• Exercise instructions:
Every line of the material below must be repeated exactly.

• Working data:
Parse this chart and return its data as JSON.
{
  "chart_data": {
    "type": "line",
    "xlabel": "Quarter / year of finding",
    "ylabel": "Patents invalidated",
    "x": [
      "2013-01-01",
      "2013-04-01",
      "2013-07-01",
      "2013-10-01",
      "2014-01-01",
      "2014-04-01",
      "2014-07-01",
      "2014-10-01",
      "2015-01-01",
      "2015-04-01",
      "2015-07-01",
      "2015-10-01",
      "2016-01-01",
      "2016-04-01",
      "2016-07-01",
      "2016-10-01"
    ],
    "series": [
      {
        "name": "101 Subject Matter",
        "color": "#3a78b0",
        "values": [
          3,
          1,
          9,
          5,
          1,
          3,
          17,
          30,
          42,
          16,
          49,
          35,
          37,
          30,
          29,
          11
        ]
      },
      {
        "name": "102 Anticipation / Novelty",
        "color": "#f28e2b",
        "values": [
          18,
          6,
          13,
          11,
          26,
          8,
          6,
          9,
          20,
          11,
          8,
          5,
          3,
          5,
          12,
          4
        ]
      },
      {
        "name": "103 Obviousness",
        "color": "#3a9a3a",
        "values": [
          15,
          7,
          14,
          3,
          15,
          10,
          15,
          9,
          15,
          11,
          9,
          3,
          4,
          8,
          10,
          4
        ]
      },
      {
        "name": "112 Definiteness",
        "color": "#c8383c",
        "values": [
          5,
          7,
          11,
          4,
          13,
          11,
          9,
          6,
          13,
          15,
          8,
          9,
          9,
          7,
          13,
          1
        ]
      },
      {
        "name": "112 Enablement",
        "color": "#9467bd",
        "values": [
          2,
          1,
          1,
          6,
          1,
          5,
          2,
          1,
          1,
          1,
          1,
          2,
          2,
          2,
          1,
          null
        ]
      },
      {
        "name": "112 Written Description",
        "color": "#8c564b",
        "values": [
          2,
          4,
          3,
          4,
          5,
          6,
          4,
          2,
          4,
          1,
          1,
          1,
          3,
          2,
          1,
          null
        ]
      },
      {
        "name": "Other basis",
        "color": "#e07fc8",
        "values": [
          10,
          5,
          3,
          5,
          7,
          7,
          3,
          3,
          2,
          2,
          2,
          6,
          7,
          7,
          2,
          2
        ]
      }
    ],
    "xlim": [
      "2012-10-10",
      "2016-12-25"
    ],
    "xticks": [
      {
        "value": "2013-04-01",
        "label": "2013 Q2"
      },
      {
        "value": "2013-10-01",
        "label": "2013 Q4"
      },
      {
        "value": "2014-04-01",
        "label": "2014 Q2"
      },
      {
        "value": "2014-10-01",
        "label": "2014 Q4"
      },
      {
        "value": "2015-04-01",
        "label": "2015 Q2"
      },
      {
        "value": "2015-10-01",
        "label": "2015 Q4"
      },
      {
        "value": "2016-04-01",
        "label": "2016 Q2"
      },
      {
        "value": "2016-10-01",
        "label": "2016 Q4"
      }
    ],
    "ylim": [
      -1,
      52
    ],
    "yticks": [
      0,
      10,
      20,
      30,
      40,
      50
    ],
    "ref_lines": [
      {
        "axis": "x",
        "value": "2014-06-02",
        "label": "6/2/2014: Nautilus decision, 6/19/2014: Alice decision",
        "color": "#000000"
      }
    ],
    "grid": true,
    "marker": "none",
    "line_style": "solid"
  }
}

• Task result:
Parse this chart and return its data as JSON.
{
  "chart_data": {
    "type": "line",
    "xlabel": "Quarter / year of finding",
    "ylabel": "Patents invalidated",
    "x": [
      "2013-01-01",
      "2013-04-01",
      "2013-07-01",
      "2013-10-01",
      "2014-01-01",
      "2014-04-01",
      "2014-07-01",
      "2014-10-01",
      "2015-01-01",
      "2015-04-01",
      "2015-07-01",
      "2015-10-01",
      "2016-01-01",
      "2016-04-01",
      "2016-07-01",
      "2016-10-01"
    ],
    "series": [
      {
        "name": "101 Subject Matter",
        "color": "#3a78b0",
        "values": [
          3,
          1,
          9,
          5,
          1,
          3,
          17,
          30,
          42,
          16,
          49,
          35,
          37,
          30,
          29,
          11
        ]
      },
      {
        "name": "102 Anticipation / Novelty",
        "color": "#f28e2b",
        "values": [
          18,
          6,
          13,
          11,
          26,
          8,
          6,
          9,
          20,
          11,
          8,
          5,
          3,
          5,
          12,
          4
        ]
      },
      {
        "name": "103 Obviousness",
        "color": "#3a9a3a",
        "values": [
          15,
          7,
          14,
          3,
          15,
          10,
          15,
          9,
          15,
          11,
          9,
          3,
          4,
          8,
          10,
          4
        ]
      },
      {
        "name": "112 Definiteness",
        "color": "#c8383c",
        "values": [
          5,
          7,
          11,
          4,
          13,
          11,
          9,
          6,
          13,
          15,
          8,
          9,
          9,
          7,
          13,
          1
        ]
      },
      {
        "name": "112 Enablement",
        "color": "#9467bd",
        "values": [
          2,
          1,
          1,
          6,
          1,
          5,
          2,
          1,
          1,
          1,
          1,
          2,
          2,
          2,
          1,
          null
        ]
      },
      {
        "name": "112 Written Description",
        "color": "#8c564b",
        "values": [
          2,
          4,
          3,
          4,
          5,
          6,
          4,
          2,
          4,
          1,
          1,
          1,
          3,
          2,
          1,
          null
        ]
      },
      {
        "name": "Other basis",
        "color": "#e07fc8",
        "values": [
          10,
          5,
          3,
          5,
          7,
          7,
          3,
          3,
          2,
          2,
          2,
          6,
          7,
          7,
          2,
          2
        ]
      }
    ],
    "xlim": [
      "2012-10-10",
      "2016-12-25"
    ],
    "xticks": [
      {
        "value": "2013-04-01",
        "label": "2013 Q2"
      },
      {
        "value": "2013-10-01",
        "label": "2013 Q4"
      },
      {
        "value": "2014-04-01",
        "label": "2014 Q2"
      },
      {
        "value": "2014-10-01",
        "label": "2014 Q4"
      },
      {
        "value": "2015-04-01",
        "label": "2015 Q2"
      },
      {
        "value": "2015-10-01",
        "label": "2015 Q4"
      },
      {
        "value": "2016-04-01",
        "label": "2016 Q2"
      },
      {
        "value": "2016-10-01",
        "label": "2016 Q4"
      }
    ],
    "ylim": [
      -1,
      52
    ],
    "yticks": [
      0,
      10,
      20,
      30,
      40,
      50
    ],
    "ref_lines": [
      {
        "axis": "x",
        "value": "2014-06-02",
        "label": "6/2/2014: Nautilus decision, 6/19/2014: Alice decision",
        "color": "#000000"
      }
    ],
    "grid": true,
    "marker": "none",
    "line_style": "solid"
  }
}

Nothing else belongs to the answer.